--- start of Records shown ---
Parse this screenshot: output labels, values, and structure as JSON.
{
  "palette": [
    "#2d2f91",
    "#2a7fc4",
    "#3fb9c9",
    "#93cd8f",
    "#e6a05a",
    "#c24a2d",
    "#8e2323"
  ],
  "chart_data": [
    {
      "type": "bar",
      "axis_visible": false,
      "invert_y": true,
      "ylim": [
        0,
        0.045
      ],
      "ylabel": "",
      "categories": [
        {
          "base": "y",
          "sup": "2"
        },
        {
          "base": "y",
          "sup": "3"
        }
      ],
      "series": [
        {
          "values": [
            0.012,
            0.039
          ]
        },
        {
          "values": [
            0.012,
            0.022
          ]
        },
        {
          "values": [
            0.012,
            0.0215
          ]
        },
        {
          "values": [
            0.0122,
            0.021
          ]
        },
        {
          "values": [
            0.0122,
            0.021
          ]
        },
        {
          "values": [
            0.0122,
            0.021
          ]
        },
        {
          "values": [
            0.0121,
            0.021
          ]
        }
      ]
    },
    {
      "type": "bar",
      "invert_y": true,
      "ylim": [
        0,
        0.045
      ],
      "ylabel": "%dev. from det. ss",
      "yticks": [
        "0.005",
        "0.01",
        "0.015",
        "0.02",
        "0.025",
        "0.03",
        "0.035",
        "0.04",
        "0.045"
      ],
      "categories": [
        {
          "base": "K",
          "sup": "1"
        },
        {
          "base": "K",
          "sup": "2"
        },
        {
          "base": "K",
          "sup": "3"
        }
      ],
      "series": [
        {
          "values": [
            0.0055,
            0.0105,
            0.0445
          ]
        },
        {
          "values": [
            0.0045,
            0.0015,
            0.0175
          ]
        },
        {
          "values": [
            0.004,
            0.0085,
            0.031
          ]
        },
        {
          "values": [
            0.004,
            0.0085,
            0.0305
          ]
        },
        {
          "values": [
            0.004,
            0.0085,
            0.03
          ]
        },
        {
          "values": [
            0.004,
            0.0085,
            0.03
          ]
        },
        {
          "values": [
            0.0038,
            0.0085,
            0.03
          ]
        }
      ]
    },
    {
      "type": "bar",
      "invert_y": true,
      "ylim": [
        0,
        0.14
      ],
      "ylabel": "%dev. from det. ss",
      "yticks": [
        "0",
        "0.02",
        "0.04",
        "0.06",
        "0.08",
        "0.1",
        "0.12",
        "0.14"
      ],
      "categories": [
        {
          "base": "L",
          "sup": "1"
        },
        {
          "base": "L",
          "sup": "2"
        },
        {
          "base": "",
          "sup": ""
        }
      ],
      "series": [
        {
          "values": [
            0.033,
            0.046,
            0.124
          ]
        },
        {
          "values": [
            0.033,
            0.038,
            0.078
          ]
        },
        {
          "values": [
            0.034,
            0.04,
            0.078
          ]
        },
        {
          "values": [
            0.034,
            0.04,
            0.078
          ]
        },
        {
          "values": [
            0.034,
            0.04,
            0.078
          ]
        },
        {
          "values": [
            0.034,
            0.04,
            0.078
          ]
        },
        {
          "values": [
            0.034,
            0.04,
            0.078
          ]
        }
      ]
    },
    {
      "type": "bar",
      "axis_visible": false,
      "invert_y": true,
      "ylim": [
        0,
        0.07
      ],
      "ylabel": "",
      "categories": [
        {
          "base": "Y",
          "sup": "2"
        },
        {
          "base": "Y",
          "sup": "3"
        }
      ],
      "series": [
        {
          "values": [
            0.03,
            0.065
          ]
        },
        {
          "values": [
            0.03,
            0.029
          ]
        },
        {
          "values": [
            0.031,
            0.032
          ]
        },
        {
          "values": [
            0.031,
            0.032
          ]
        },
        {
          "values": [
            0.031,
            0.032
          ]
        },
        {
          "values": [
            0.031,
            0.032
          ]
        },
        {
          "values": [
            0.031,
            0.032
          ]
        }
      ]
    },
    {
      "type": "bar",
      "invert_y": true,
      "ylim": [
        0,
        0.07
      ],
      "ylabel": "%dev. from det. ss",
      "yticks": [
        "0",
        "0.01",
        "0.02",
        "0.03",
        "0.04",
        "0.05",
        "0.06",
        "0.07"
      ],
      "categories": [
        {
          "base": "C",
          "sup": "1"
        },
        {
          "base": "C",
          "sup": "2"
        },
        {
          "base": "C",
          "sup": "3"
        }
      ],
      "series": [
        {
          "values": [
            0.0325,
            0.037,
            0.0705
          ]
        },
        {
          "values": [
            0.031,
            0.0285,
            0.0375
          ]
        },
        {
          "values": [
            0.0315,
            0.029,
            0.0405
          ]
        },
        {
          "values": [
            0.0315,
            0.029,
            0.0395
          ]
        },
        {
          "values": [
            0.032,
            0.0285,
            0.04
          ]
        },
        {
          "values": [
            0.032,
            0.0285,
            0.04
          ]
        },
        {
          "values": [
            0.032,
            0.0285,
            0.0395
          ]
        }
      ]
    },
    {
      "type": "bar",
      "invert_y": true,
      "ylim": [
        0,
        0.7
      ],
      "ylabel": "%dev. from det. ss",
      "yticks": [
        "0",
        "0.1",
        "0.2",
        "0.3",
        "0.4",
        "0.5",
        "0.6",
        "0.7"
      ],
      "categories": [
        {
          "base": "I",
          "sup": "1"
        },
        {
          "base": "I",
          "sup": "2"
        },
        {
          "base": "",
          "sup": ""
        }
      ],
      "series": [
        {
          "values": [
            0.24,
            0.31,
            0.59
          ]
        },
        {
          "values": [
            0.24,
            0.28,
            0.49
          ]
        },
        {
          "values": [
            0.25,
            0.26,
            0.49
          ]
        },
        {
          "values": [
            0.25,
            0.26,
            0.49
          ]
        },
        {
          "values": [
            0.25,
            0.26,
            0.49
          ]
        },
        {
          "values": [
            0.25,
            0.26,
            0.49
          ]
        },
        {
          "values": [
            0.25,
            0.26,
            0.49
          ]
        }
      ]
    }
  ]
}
--- end of Records shown ---
▶ [Exercise task] Return all of the data exactly as it reads.

▶ [Solution to this task]
Parse this screenshot: output labels, values, and structure as JSON.
{
  "palette": [
    "#2d2f91",
    "#2a7fc4",
    "#3fb9c9",
    "#93cd8f",
    "#e6a05a",
    "#c24a2d",
    "#8e2323"
  ],
  "chart_data": [
    {
      "type": "bar",
      "axis_visible": false,
      "invert_y": true,
      "ylim": [
        0,
        0.045
      ],
      "ylabel": "",
      "categories": [
        {
          "base": "y",
          "sup": "2"
        },
        {
          "base": "y",
          "sup": "3"
        }
      ],
      "series": [
        {
          "values": [
            0.012,
            0.039
          ]
        },
        {
          "values": [
            0.012,
            0.022
          ]
        },
        {
          "values": [
            0.012,
            0.0215
          ]
        },
        {
          "values": [
            0.0122,
            0.021
          ]
        },
        {
          "values": [
            0.0122,
            0.021
          ]
        },
        {
          "values": [
            0.0122,
            0.021
          ]
        },
        {
          "values": [
            0.0121,
            0.021
          ]
        }
      ]
    },
    {
      "type": "bar",
      "invert_y": true,
      "ylim": [
        0,
        0.045
      ],
      "ylabel": "%dev. from det. ss",
      "yticks": [
        "0.005",
        "0.01",
        "0.015",
        "0.02",
        "0.025",
        "0.03",
        "0.035",
        "0.04",
        "0.045"
      ],
      "categories": [
        {
          "base": "K",
          "sup": "1"
        },
        {
          "base": "K",
          "sup": "2"
        },
        {
          "base": "K",
          "sup": "3"
        }
      ],
      "series": [
        {
          "values": [
            0.0055,
            0.0105,
            0.0445
          ]
        },
        {
          "values": [
            0.0045,
            0.0015,
            0.0175
          ]
        },
        {
          "values": [
            0.004,
            0.0085,
            0.031
          ]
        },
        {
          "values": [
            0.004,
            0.0085,
            0.0305
          ]
        },
        {
          "values": [
            0.004,
            0.0085,
            0.03
          ]
        },
        {
          "values": [
            0.004,
            0.0085,
            0.03
          ]
        },
        {
          "values": [
            0.0038,
            0.0085,
            0.03
          ]
        }
      ]
    },
    {
      "type": "bar",
      "invert_y": true,
      "ylim": [
        0,
        0.14
      ],
      "ylabel": "%dev. from det. ss",
      "yticks": [
        "0",
        "0.02",
        "0.04",
        "0.06",
        "0.08",
        "0.1",
        "0.12",
        "0.14"
      ],
      "categories": [
        {
          "base": "L",
          "sup": "1"
        },
        {
          "base": "L",
          "sup": "2"
        },
        {
          "base": "",
          "sup": ""
        }
      ],
      "series": [
        {
          "values": [
            0.033,
            0.046,
            0.124
          ]
        },
        {
          "values": [
            0.033,
            0.038,
            0.078
          ]
        },
        {
          "values": [
            0.034,
            0.04,
            0.078
          ]
        },
        {
          "values": [
            0.034,
            0.04,
            0.078
          ]
        },
        {
          "values": [
            0.034,
            0.04,
            0.078
          ]
        },
        {
          "values": [
            0.034,
            0.04,
            0.078
          ]
        },
        {
          "values": [
            0.034,
            0.04,
            0.078
          ]
        }
      ]
    },
    {
      "type": "bar",
      "axis_visible": false,
      "invert_y": true,
      "ylim": [
        0,
        0.07
      ],
      "ylabel": "",
      "categories": [
        {
          "base": "Y",
          "sup": "2"
        },
        {
          "base": "Y",
          "sup": "3"
        }
      ],
      "series": [
        {
          "values": [
            0.03,
            0.065
          ]
        },
        {
          "values": [
            0.03,
            0.029
          ]
        },
        {
          "values": [
            0.031,
            0.032
          ]
        },
        {
          "values": [
            0.031,
            0.032
          ]
        },
        {
          "values": [
            0.031,
            0.032
          ]
        },
        {
          "values": [
            0.031,
            0.032
          ]
        },
        {
          "values": [
            0.031,
            0.032
          ]
        }
      ]
    },
    {
      "type": "bar",
      "invert_y": true,
      "ylim": [
        0,
        0.07
      ],
      "ylabel": "%dev. from det. ss",
      "yticks": [
        "0",
        "0.01",
        "0.02",
        "0.03",
        "0.04",
        "0.05",
        "0.06",
        "0.07"
      ],
      "categories": [
        {
          "base": "C",
          "sup": "1"
        },
        {
          "base": "C",
          "sup": "2"
        },
        {
          "base": "C",
          "sup": "3"
        }
      ],
      "series": [
        {
          "values": [
            0.0325,
            0.037,
            0.0705
          ]
        },
        {
          "values": [
            0.031,
            0.0285,
            0.0375
          ]
        },
        {
          "values": [
            0.0315,
            0.029,
            0.0405
          ]
        },
        {
          "values": [
            0.0315,
            0.029,
            0.0395
          ]
        },
        {
          "values": [
            0.032,
            0.0285,
            0.04
          ]
        },
        {
          "values": [
            0.032,
            0.0285,
            0.04
          ]
        },
        {
          "values": [
            0.032,
            0.0285,
            0.0395
          ]
        }
      ]
    },
    {
      "type": "bar",
      "invert_y": true,
      "ylim": [
        0,
        0.7
      ],
      "ylabel": "%dev. from det. ss",
      "yticks": [
        "0",
        "0.1",
        "0.2",
        "0.3",
        "0.4",
        "0.5",
        "0.6",
        "0.7"
      ],
      "categories": [
        {
          "base": "I",
          "sup": "1"
        },
        {
          "base": "I",
          "sup": "2"
        },
        {
          "base": "",
          "sup": ""
        }
      ],
      "series": [
        {
          "values": [
            0.24,
            0.31,
            0.59
          ]
        },
        {
          "values": [
            0.24,
            0.28,
            0.49
          ]
        },
        {
          "values": [
            0.25,
            0.26,
            0.49
          ]
        },
        {
          "values": [
            0.25,
            0.26,
            0.49
          ]
        },
        {
          "values": [
            0.25,
            0.26,
            0.49
          ]
        },
        {
          "values": [
            0.25,
            0.26,
            0.49
          ]
        },
        {
          "values": [
            0.25,
            0.26,
            0.49
          ]
        }
      ]
    }
  ]
}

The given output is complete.